--- RECORD LIST ---

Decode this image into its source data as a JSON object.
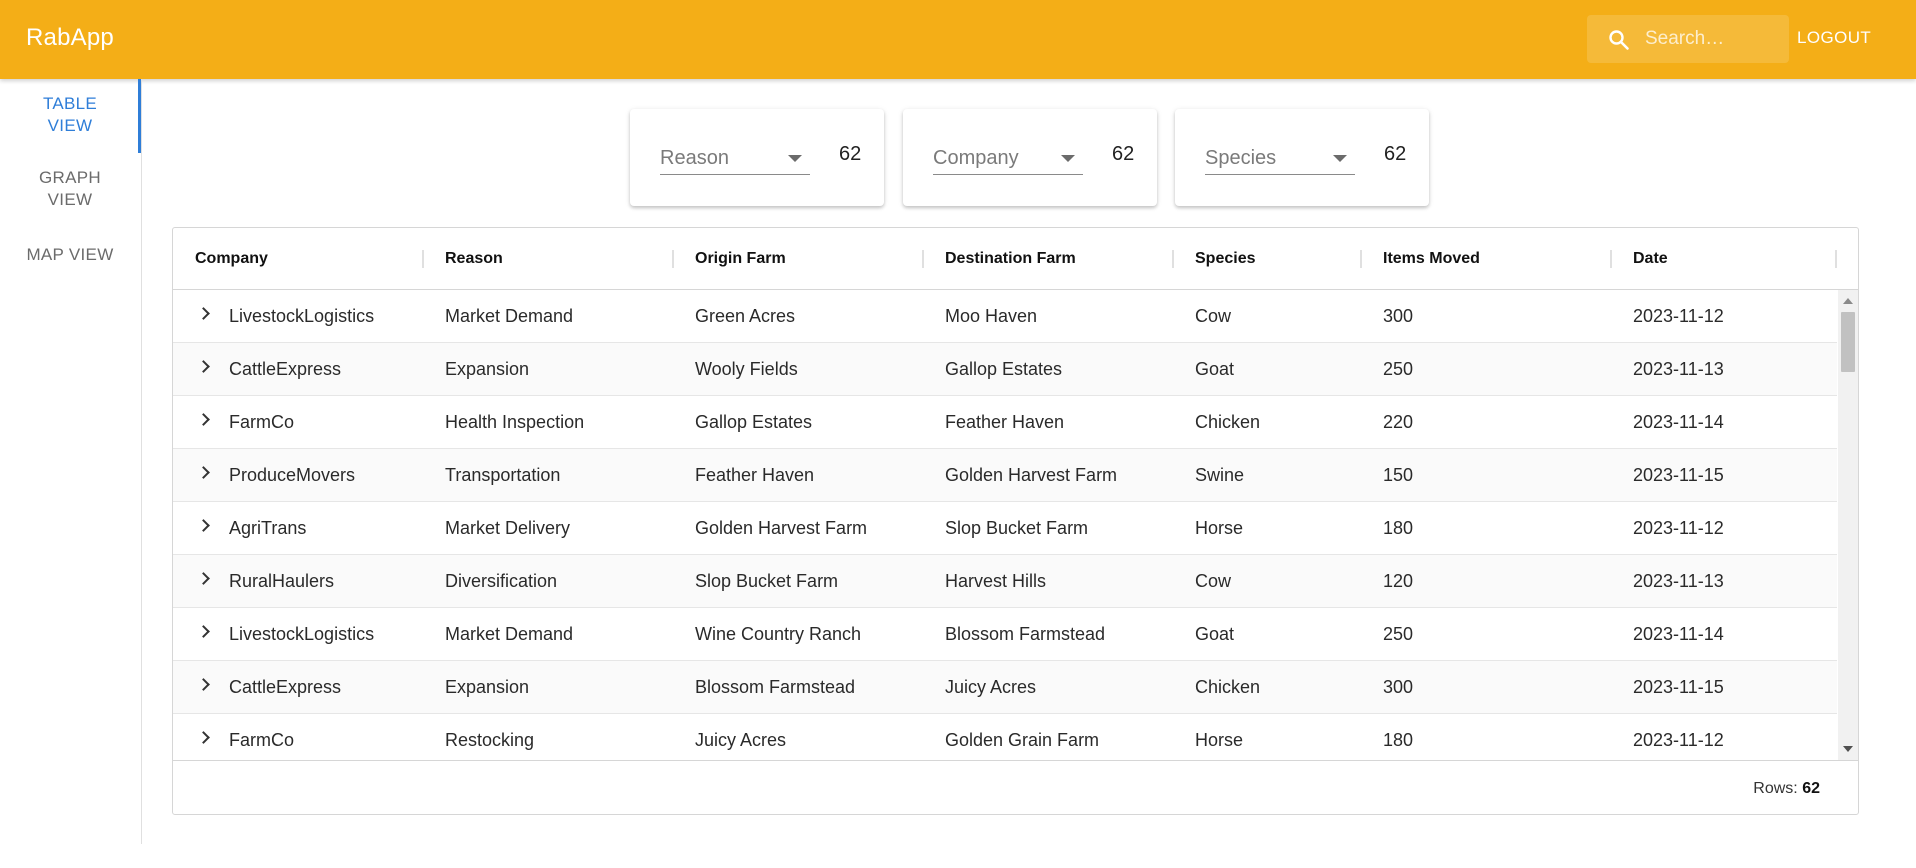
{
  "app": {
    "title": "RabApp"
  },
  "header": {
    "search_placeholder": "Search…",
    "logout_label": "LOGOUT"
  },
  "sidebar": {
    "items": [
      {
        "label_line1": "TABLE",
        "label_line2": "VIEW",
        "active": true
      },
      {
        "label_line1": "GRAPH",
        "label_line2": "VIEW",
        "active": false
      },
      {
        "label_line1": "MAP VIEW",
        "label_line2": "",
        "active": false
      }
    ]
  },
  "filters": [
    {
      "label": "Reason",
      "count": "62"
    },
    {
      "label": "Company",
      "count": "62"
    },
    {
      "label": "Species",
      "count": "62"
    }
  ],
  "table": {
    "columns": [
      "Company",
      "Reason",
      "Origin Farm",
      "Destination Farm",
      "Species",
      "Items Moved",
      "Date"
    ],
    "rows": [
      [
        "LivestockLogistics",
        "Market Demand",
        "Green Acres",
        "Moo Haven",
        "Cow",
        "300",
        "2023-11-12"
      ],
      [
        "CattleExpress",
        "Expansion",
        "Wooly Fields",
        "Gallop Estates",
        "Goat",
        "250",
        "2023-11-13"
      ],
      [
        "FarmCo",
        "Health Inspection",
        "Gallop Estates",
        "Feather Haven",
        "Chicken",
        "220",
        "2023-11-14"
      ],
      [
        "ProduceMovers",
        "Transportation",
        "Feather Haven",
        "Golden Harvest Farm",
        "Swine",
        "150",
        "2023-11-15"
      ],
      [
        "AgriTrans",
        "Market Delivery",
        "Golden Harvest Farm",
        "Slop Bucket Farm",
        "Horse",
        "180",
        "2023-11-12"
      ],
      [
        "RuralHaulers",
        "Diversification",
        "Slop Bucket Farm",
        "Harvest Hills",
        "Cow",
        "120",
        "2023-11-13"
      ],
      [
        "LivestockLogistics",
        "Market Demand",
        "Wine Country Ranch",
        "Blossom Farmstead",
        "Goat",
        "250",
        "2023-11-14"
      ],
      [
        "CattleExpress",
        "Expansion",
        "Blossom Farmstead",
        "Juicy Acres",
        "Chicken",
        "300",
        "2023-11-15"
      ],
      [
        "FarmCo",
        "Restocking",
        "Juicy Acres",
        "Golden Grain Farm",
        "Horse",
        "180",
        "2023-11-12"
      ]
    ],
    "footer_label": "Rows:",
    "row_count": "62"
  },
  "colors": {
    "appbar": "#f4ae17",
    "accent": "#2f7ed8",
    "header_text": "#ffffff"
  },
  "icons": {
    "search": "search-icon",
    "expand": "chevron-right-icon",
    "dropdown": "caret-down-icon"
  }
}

---

Skip the pictures and print each record exactly as it stands.

Decode this image into its source data as a JSON object.
{
  "app": {
    "title": "RabApp"
  },
  "header": {
    "search_placeholder": "Search…",
    "logout_label": "LOGOUT"
  },
  "sidebar": {
    "items": [
      {
        "label_line1": "TABLE",
        "label_line2": "VIEW",
        "active": true
      },
      {
        "label_line1": "GRAPH",
        "label_line2": "VIEW",
        "active": false
      },
      {
        "label_line1": "MAP VIEW",
        "label_line2": "",
        "active": false
      }
    ]
  },
  "filters": [
    {
      "label": "Reason",
      "count": "62"
    },
    {
      "label": "Company",
      "count": "62"
    },
    {
      "label": "Species",
      "count": "62"
    }
  ],
  "table": {
    "columns": [
      "Company",
      "Reason",
      "Origin Farm",
      "Destination Farm",
      "Species",
      "Items Moved",
      "Date"
    ],
    "rows": [
      [
        "LivestockLogistics",
        "Market Demand",
        "Green Acres",
        "Moo Haven",
        "Cow",
        "300",
        "2023-11-12"
      ],
      [
        "CattleExpress",
        "Expansion",
        "Wooly Fields",
        "Gallop Estates",
        "Goat",
        "250",
        "2023-11-13"
      ],
      [
        "FarmCo",
        "Health Inspection",
        "Gallop Estates",
        "Feather Haven",
        "Chicken",
        "220",
        "2023-11-14"
      ],
      [
        "ProduceMovers",
        "Transportation",
        "Feather Haven",
        "Golden Harvest Farm",
        "Swine",
        "150",
        "2023-11-15"
      ],
      [
        "AgriTrans",
        "Market Delivery",
        "Golden Harvest Farm",
        "Slop Bucket Farm",
        "Horse",
        "180",
        "2023-11-12"
      ],
      [
        "RuralHaulers",
        "Diversification",
        "Slop Bucket Farm",
        "Harvest Hills",
        "Cow",
        "120",
        "2023-11-13"
      ],
      [
        "LivestockLogistics",
        "Market Demand",
        "Wine Country Ranch",
        "Blossom Farmstead",
        "Goat",
        "250",
        "2023-11-14"
      ],
      [
        "CattleExpress",
        "Expansion",
        "Blossom Farmstead",
        "Juicy Acres",
        "Chicken",
        "300",
        "2023-11-15"
      ],
      [
        "FarmCo",
        "Restocking",
        "Juicy Acres",
        "Golden Grain Farm",
        "Horse",
        "180",
        "2023-11-12"
      ]
    ],
    "footer_label": "Rows:",
    "row_count": "62"
  },
  "colors": {
    "appbar": "#f4ae17",
    "accent": "#2f7ed8",
    "header_text": "#ffffff"
  },
  "icons": {
    "search": "search-icon",
    "expand": "chevron-right-icon",
    "dropdown": "caret-down-icon"
  }
}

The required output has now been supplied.